%%

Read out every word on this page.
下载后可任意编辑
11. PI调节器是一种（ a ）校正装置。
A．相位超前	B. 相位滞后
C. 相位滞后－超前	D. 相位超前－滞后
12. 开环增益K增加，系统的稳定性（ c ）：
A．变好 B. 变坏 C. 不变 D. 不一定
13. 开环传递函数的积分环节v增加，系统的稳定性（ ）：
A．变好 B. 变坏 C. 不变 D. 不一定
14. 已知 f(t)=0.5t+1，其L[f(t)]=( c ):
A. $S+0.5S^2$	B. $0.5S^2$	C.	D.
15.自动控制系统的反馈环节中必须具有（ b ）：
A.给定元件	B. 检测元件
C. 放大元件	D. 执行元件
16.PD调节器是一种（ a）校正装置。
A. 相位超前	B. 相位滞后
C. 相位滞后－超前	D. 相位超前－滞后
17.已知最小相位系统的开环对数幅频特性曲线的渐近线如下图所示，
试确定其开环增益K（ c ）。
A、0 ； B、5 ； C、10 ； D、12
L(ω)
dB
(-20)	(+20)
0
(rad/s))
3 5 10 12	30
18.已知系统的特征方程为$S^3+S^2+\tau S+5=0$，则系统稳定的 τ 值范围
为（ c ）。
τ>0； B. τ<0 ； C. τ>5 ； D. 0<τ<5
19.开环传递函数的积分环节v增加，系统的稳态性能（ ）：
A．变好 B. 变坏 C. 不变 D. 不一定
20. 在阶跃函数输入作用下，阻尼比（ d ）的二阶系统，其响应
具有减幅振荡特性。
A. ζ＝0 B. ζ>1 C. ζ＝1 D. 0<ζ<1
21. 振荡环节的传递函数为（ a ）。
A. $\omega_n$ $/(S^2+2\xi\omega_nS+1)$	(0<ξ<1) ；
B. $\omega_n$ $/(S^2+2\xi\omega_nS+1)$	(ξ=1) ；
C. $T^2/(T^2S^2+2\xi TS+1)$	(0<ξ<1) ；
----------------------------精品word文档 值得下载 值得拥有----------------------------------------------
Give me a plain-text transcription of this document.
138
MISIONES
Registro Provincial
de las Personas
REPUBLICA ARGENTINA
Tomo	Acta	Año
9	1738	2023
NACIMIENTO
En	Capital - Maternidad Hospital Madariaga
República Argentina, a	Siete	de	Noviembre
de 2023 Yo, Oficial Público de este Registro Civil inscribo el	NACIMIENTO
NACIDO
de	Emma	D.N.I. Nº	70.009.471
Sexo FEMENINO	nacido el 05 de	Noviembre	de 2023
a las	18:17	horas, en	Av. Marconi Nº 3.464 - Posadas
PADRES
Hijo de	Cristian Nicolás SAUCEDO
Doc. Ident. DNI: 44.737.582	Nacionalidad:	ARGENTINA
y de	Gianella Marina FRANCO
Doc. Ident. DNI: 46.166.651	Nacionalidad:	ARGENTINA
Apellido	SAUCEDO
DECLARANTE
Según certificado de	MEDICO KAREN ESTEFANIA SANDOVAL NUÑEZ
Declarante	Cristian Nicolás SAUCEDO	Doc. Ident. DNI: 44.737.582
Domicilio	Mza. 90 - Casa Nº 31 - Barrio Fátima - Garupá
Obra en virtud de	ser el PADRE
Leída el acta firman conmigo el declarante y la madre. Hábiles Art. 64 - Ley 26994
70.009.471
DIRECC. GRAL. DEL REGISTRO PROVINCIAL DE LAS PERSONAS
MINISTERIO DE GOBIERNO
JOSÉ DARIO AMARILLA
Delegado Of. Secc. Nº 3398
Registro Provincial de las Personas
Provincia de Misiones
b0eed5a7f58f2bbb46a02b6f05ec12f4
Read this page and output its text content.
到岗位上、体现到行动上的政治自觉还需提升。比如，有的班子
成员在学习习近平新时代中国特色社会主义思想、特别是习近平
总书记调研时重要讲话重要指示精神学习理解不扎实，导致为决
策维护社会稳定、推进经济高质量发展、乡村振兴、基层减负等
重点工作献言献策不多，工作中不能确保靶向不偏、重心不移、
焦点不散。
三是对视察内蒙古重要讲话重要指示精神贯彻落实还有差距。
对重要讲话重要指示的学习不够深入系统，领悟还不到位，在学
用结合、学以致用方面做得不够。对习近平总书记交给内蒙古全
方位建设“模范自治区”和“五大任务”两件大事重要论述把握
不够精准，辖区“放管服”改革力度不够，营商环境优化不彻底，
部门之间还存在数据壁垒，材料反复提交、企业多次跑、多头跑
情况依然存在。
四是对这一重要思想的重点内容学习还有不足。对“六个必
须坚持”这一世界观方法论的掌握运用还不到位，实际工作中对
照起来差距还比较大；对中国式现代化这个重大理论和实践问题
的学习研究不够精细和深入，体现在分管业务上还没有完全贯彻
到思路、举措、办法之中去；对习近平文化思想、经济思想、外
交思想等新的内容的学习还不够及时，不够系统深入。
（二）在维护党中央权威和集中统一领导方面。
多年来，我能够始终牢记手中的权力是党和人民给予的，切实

%%

Aim of the task:
Quote each line of the data above exactly as written.

Reply:
Read out every word on this page.
下载后可任意编辑
11. PI调节器是一种（ a ）校正装置。
A．相位超前	B. 相位滞后
C. 相位滞后－超前	D. 相位超前－滞后
12. 开环增益K增加，系统的稳定性（ c ）：
A．变好 B. 变坏 C. 不变 D. 不一定
13. 开环传递函数的积分环节v增加，系统的稳定性（ ）：
A．变好 B. 变坏 C. 不变 D. 不一定
14. 已知 f(t)=0.5t+1，其L[f(t)]=( c ):
A. $S+0.5S^2$	B. $0.5S^2$	C.	D.
15.自动控制系统的反馈环节中必须具有（ b ）：
A.给定元件	B. 检测元件
C. 放大元件	D. 执行元件
16.PD调节器是一种（ a）校正装置。
A. 相位超前	B. 相位滞后
C. 相位滞后－超前	D. 相位超前－滞后
17.已知最小相位系统的开环对数幅频特性曲线的渐近线如下图所示，
试确定其开环增益K（ c ）。
A、0 ； B、5 ； C、10 ； D、12
L(ω)
dB
(-20)	(+20)
0
(rad/s))
3 5 10 12	30
18.已知系统的特征方程为$S^3+S^2+\tau S+5=0$，则系统稳定的 τ 值范围
为（ c ）。
τ>0； B. τ<0 ； C. τ>5 ； D. 0<τ<5
19.开环传递函数的积分环节v增加，系统的稳态性能（ ）：
A．变好 B. 变坏 C. 不变 D. 不一定
20. 在阶跃函数输入作用下，阻尼比（ d ）的二阶系统，其响应
具有减幅振荡特性。
A. ζ＝0 B. ζ>1 C. ζ＝1 D. 0<ζ<1
21. 振荡环节的传递函数为（ a ）。
A. $\omega_n$ $/(S^2+2\xi\omega_nS+1)$	(0<ξ<1) ；
B. $\omega_n$ $/(S^2+2\xi\omega_nS+1)$	(ξ=1) ；
C. $T^2/(T^2S^2+2\xi TS+1)$	(0<ξ<1) ；
----------------------------精品word文档 值得下载 值得拥有----------------------------------------------
Give me a plain-text transcription of this document.
138
MISIONES
Registro Provincial
de las Personas
REPUBLICA ARGENTINA
Tomo	Acta	Año
9	1738	2023
NACIMIENTO
En	Capital - Maternidad Hospital Madariaga
República Argentina, a	Siete	de	Noviembre
de 2023 Yo, Oficial Público de este Registro Civil inscribo el	NACIMIENTO
NACIDO
de	Emma	D.N.I. Nº	70.009.471
Sexo FEMENINO	nacido el 05 de	Noviembre	de 2023
a las	18:17	horas, en	Av. Marconi Nº 3.464 - Posadas
PADRES
Hijo de	Cristian Nicolás SAUCEDO
Doc. Ident. DNI: 44.737.582	Nacionalidad:	ARGENTINA
y de	Gianella Marina FRANCO
Doc. Ident. DNI: 46.166.651	Nacionalidad:	ARGENTINA
Apellido	SAUCEDO
DECLARANTE
Según certificado de	MEDICO KAREN ESTEFANIA SANDOVAL NUÑEZ
Declarante	Cristian Nicolás SAUCEDO	Doc. Ident. DNI: 44.737.582
Domicilio	Mza. 90 - Casa Nº 31 - Barrio Fátima - Garupá
Obra en virtud de	ser el PADRE
Leída el acta firman conmigo el declarante y la madre. Hábiles Art. 64 - Ley 26994
70.009.471
DIRECC. GRAL. DEL REGISTRO PROVINCIAL DE LAS PERSONAS
MINISTERIO DE GOBIERNO
JOSÉ DARIO AMARILLA
Delegado Of. Secc. Nº 3398
Registro Provincial de las Personas
Provincia de Misiones
b0eed5a7f58f2bbb46a02b6f05ec12f4
Read this page and output its text content.
到岗位上、体现到行动上的政治自觉还需提升。比如，有的班子
成员在学习习近平新时代中国特色社会主义思想、特别是习近平
总书记调研时重要讲话重要指示精神学习理解不扎实，导致为决
策维护社会稳定、推进经济高质量发展、乡村振兴、基层减负等
重点工作献言献策不多，工作中不能确保靶向不偏、重心不移、
焦点不散。
三是对视察内蒙古重要讲话重要指示精神贯彻落实还有差距。
对重要讲话重要指示的学习不够深入系统，领悟还不到位，在学
用结合、学以致用方面做得不够。对习近平总书记交给内蒙古全
方位建设“模范自治区”和“五大任务”两件大事重要论述把握
不够精准，辖区“放管服”改革力度不够，营商环境优化不彻底，
部门之间还存在数据壁垒，材料反复提交、企业多次跑、多头跑
情况依然存在。
四是对这一重要思想的重点内容学习还有不足。对“六个必
须坚持”这一世界观方法论的掌握运用还不到位，实际工作中对
照起来差距还比较大；对中国式现代化这个重大理论和实践问题
的学习研究不够精细和深入，体现在分管业务上还没有完全贯彻
到思路、举措、办法之中去；对习近平文化思想、经济思想、外
交思想等新的内容的学习还不够及时，不够系统深入。
（二）在维护党中央权威和集中统一领导方面。
多年来，我能够始终牢记手中的权力是党和人民给予的，切实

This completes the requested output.